== PROBLEM ==
Copy out the material below in full, but not its images.

§

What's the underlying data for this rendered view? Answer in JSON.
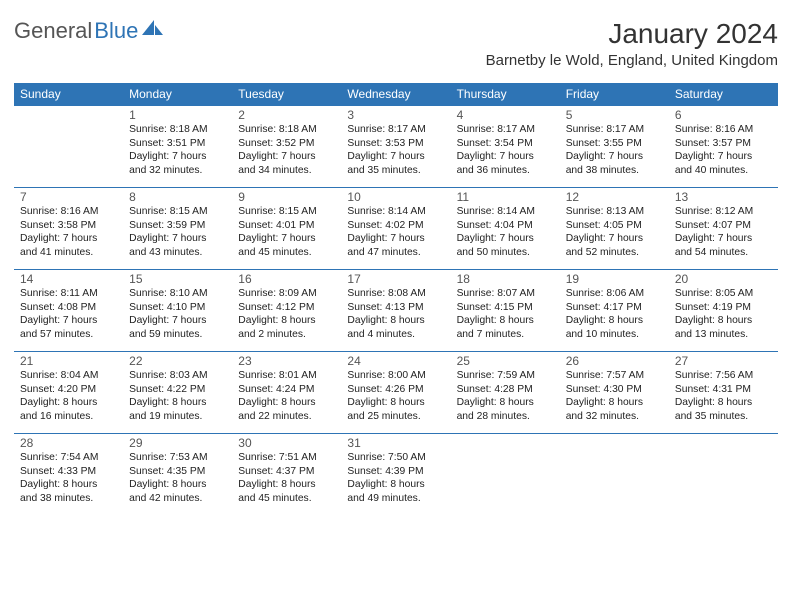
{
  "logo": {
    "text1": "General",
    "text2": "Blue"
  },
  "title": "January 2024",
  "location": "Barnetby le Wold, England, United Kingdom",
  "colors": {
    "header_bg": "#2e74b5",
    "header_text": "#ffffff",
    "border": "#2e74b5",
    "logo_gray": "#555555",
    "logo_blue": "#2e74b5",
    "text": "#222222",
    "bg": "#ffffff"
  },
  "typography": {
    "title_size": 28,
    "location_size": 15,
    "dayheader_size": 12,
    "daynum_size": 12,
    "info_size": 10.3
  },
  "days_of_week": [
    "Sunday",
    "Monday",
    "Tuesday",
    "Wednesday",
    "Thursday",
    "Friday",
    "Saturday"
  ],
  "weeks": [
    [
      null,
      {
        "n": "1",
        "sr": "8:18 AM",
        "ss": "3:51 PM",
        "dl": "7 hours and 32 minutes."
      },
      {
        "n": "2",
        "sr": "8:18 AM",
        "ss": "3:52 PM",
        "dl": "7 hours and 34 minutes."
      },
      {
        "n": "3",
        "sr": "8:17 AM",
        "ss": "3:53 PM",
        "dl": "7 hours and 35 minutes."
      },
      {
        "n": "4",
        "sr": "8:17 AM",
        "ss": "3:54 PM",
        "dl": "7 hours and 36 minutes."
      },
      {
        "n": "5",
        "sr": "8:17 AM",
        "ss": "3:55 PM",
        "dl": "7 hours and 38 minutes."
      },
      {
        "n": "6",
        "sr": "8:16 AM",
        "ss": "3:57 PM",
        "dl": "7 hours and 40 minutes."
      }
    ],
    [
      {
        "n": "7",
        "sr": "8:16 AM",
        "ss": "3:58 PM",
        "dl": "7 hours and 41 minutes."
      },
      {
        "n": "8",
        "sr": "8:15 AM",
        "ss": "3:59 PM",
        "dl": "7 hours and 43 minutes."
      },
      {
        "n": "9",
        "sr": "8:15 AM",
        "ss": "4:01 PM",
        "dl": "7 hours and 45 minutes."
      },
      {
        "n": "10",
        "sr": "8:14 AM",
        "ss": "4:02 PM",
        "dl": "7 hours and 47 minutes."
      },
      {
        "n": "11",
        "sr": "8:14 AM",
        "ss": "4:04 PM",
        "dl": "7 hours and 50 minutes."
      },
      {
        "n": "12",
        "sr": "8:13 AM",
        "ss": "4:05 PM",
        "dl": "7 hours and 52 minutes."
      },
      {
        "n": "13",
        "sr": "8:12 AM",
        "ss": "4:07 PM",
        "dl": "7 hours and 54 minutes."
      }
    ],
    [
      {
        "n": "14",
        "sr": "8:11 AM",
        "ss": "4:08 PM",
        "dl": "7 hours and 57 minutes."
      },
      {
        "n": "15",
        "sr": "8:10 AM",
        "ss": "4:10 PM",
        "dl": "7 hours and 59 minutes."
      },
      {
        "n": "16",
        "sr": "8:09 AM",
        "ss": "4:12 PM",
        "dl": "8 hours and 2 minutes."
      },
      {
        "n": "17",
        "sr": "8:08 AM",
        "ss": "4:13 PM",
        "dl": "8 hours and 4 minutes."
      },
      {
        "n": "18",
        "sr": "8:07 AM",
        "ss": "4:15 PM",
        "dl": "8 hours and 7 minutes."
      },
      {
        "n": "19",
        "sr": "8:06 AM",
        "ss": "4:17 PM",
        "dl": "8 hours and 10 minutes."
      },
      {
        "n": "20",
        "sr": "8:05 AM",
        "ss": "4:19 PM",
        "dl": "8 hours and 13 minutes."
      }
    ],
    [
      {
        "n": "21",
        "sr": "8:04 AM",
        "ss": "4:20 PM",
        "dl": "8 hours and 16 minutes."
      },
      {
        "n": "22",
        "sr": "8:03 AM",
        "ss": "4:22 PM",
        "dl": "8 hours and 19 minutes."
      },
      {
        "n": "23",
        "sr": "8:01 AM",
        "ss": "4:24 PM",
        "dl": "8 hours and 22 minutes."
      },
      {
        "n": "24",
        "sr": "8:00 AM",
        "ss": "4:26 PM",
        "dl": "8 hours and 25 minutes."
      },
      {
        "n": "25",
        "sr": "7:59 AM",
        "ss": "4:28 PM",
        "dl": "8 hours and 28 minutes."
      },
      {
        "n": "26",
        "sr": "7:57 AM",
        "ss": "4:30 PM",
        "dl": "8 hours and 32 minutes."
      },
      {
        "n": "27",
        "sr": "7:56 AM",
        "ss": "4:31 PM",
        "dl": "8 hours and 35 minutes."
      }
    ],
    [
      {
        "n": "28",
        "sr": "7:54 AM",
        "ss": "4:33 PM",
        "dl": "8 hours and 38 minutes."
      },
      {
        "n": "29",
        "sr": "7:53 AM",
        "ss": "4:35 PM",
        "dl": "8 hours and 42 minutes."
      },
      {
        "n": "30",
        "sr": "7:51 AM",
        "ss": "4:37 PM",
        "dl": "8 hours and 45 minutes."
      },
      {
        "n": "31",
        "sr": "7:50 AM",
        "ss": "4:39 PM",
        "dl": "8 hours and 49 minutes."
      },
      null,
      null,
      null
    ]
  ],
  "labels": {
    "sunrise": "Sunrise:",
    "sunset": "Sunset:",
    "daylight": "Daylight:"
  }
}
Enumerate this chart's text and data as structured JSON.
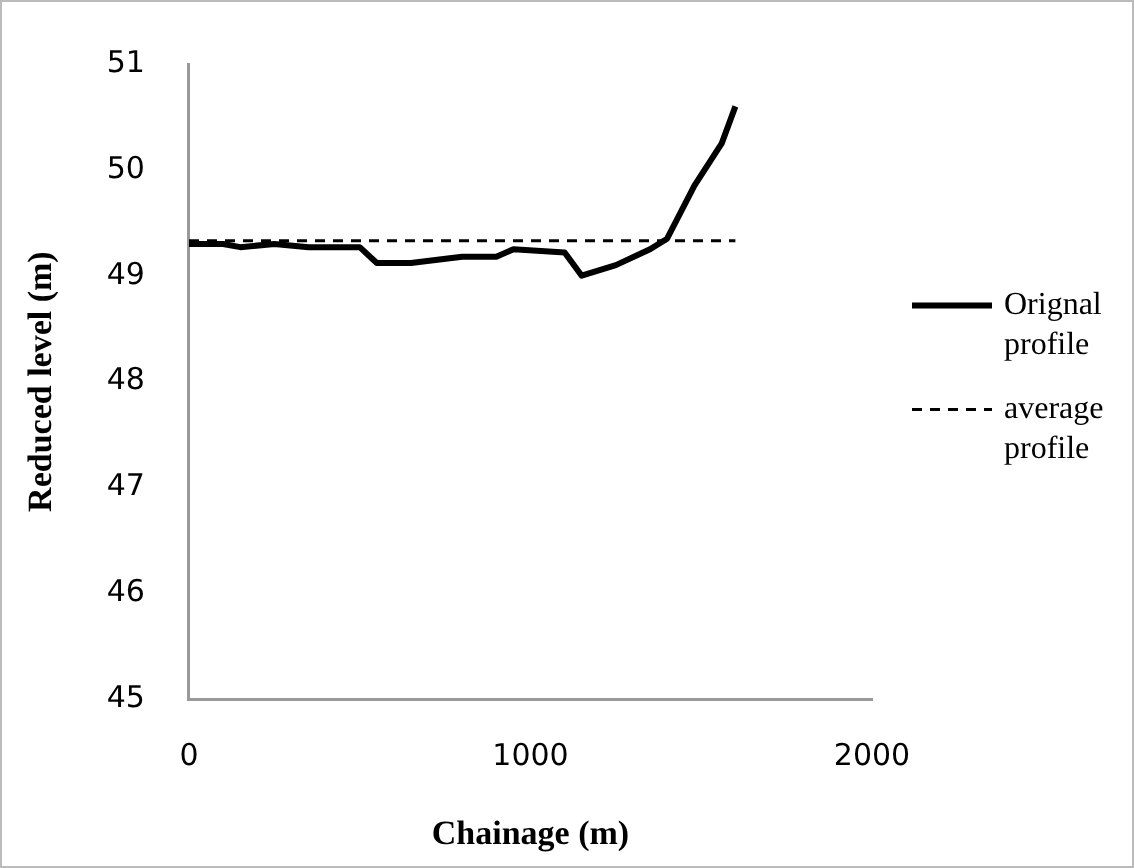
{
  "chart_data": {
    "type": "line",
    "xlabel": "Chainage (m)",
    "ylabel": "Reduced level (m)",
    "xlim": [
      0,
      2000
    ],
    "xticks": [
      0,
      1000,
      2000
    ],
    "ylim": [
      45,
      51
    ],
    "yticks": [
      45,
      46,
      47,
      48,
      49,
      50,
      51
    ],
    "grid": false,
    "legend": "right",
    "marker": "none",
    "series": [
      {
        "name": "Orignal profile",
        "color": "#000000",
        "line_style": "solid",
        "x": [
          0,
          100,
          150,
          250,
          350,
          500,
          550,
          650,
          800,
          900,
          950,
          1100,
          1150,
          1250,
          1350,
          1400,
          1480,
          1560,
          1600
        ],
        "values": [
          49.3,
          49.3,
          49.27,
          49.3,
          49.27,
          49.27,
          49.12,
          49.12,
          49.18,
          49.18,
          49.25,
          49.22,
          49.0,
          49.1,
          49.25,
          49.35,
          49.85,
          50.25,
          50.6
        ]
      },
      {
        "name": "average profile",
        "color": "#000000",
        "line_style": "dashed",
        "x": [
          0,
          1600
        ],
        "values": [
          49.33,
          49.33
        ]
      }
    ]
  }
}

§

== EXERCISE SOLUTION ==
What's the underlying data for this rendered view? Answer in JSON.
{
  "logo": {
    "text1": "General",
    "text2": "Blue"
  },
  "title": "January 2024",
  "location": "Barnetby le Wold, England, United Kingdom",
  "colors": {
    "header_bg": "#2e74b5",
    "header_text": "#ffffff",
    "border": "#2e74b5",
    "logo_gray": "#555555",
    "logo_blue": "#2e74b5",
    "text": "#222222",
    "bg": "#ffffff"
  },
  "typography": {
    "title_size": 28,
    "location_size": 15,
    "dayheader_size": 12,
    "daynum_size": 12,
    "info_size": 10.3
  },
  "days_of_week": [
    "Sunday",
    "Monday",
    "Tuesday",
    "Wednesday",
    "Thursday",
    "Friday",
    "Saturday"
  ],
  "weeks": [
    [
      null,
      {
        "n": "1",
        "sr": "8:18 AM",
        "ss": "3:51 PM",
        "dl": "7 hours and 32 minutes."
      },
      {
        "n": "2",
        "sr": "8:18 AM",
        "ss": "3:52 PM",
        "dl": "7 hours and 34 minutes."
      },
      {
        "n": "3",
        "sr": "8:17 AM",
        "ss": "3:53 PM",
        "dl": "7 hours and 35 minutes."
      },
      {
        "n": "4",
        "sr": "8:17 AM",
        "ss": "3:54 PM",
        "dl": "7 hours and 36 minutes."
      },
      {
        "n": "5",
        "sr": "8:17 AM",
        "ss": "3:55 PM",
        "dl": "7 hours and 38 minutes."
      },
      {
        "n": "6",
        "sr": "8:16 AM",
        "ss": "3:57 PM",
        "dl": "7 hours and 40 minutes."
      }
    ],
    [
      {
        "n": "7",
        "sr": "8:16 AM",
        "ss": "3:58 PM",
        "dl": "7 hours and 41 minutes."
      },
      {
        "n": "8",
        "sr": "8:15 AM",
        "ss": "3:59 PM",
        "dl": "7 hours and 43 minutes."
      },
      {
        "n": "9",
        "sr": "8:15 AM",
        "ss": "4:01 PM",
        "dl": "7 hours and 45 minutes."
      },
      {
        "n": "10",
        "sr": "8:14 AM",
        "ss": "4:02 PM",
        "dl": "7 hours and 47 minutes."
      },
      {
        "n": "11",
        "sr": "8:14 AM",
        "ss": "4:04 PM",
        "dl": "7 hours and 50 minutes."
      },
      {
        "n": "12",
        "sr": "8:13 AM",
        "ss": "4:05 PM",
        "dl": "7 hours and 52 minutes."
      },
      {
        "n": "13",
        "sr": "8:12 AM",
        "ss": "4:07 PM",
        "dl": "7 hours and 54 minutes."
      }
    ],
    [
      {
        "n": "14",
        "sr": "8:11 AM",
        "ss": "4:08 PM",
        "dl": "7 hours and 57 minutes."
      },
      {
        "n": "15",
        "sr": "8:10 AM",
        "ss": "4:10 PM",
        "dl": "7 hours and 59 minutes."
      },
      {
        "n": "16",
        "sr": "8:09 AM",
        "ss": "4:12 PM",
        "dl": "8 hours and 2 minutes."
      },
      {
        "n": "17",
        "sr": "8:08 AM",
        "ss": "4:13 PM",
        "dl": "8 hours and 4 minutes."
      },
      {
        "n": "18",
        "sr": "8:07 AM",
        "ss": "4:15 PM",
        "dl": "8 hours and 7 minutes."
      },
      {
        "n": "19",
        "sr": "8:06 AM",
        "ss": "4:17 PM",
        "dl": "8 hours and 10 minutes."
      },
      {
        "n": "20",
        "sr": "8:05 AM",
        "ss": "4:19 PM",
        "dl": "8 hours and 13 minutes."
      }
    ],
    [
      {
        "n": "21",
        "sr": "8:04 AM",
        "ss": "4:20 PM",
        "dl": "8 hours and 16 minutes."
      },
      {
        "n": "22",
        "sr": "8:03 AM",
        "ss": "4:22 PM",
        "dl": "8 hours and 19 minutes."
      },
      {
        "n": "23",
        "sr": "8:01 AM",
        "ss": "4:24 PM",
        "dl": "8 hours and 22 minutes."
      },
      {
        "n": "24",
        "sr": "8:00 AM",
        "ss": "4:26 PM",
        "dl": "8 hours and 25 minutes."
      },
      {
        "n": "25",
        "sr": "7:59 AM",
        "ss": "4:28 PM",
        "dl": "8 hours and 28 minutes."
      },
      {
        "n": "26",
        "sr": "7:57 AM",
        "ss": "4:30 PM",
        "dl": "8 hours and 32 minutes."
      },
      {
        "n": "27",
        "sr": "7:56 AM",
        "ss": "4:31 PM",
        "dl": "8 hours and 35 minutes."
      }
    ],
    [
      {
        "n": "28",
        "sr": "7:54 AM",
        "ss": "4:33 PM",
        "dl": "8 hours and 38 minutes."
      },
      {
        "n": "29",
        "sr": "7:53 AM",
        "ss": "4:35 PM",
        "dl": "8 hours and 42 minutes."
      },
      {
        "n": "30",
        "sr": "7:51 AM",
        "ss": "4:37 PM",
        "dl": "8 hours and 45 minutes."
      },
      {
        "n": "31",
        "sr": "7:50 AM",
        "ss": "4:39 PM",
        "dl": "8 hours and 49 minutes."
      },
      null,
      null,
      null
    ]
  ],
  "labels": {
    "sunrise": "Sunrise:",
    "sunset": "Sunset:",
    "daylight": "Daylight:"
  }
}
Enumerate this chart's text and data as structured JSON.
{
  "chart_data": {
    "type": "line",
    "xlabel": "Chainage (m)",
    "ylabel": "Reduced level (m)",
    "xlim": [
      0,
      2000
    ],
    "xticks": [
      0,
      1000,
      2000
    ],
    "ylim": [
      45,
      51
    ],
    "yticks": [
      45,
      46,
      47,
      48,
      49,
      50,
      51
    ],
    "grid": false,
    "legend": "right",
    "marker": "none",
    "series": [
      {
        "name": "Orignal profile",
        "color": "#000000",
        "line_style": "solid",
        "x": [
          0,
          100,
          150,
          250,
          350,
          500,
          550,
          650,
          800,
          900,
          950,
          1100,
          1150,
          1250,
          1350,
          1400,
          1480,
          1560,
          1600
        ],
        "values": [
          49.3,
          49.3,
          49.27,
          49.3,
          49.27,
          49.27,
          49.12,
          49.12,
          49.18,
          49.18,
          49.25,
          49.22,
          49.0,
          49.1,
          49.25,
          49.35,
          49.85,
          50.25,
          50.6
        ]
      },
      {
        "name": "average profile",
        "color": "#000000",
        "line_style": "dashed",
        "x": [
          0,
          1600
        ],
        "values": [
          49.33,
          49.33
        ]
      }
    ]
  }
}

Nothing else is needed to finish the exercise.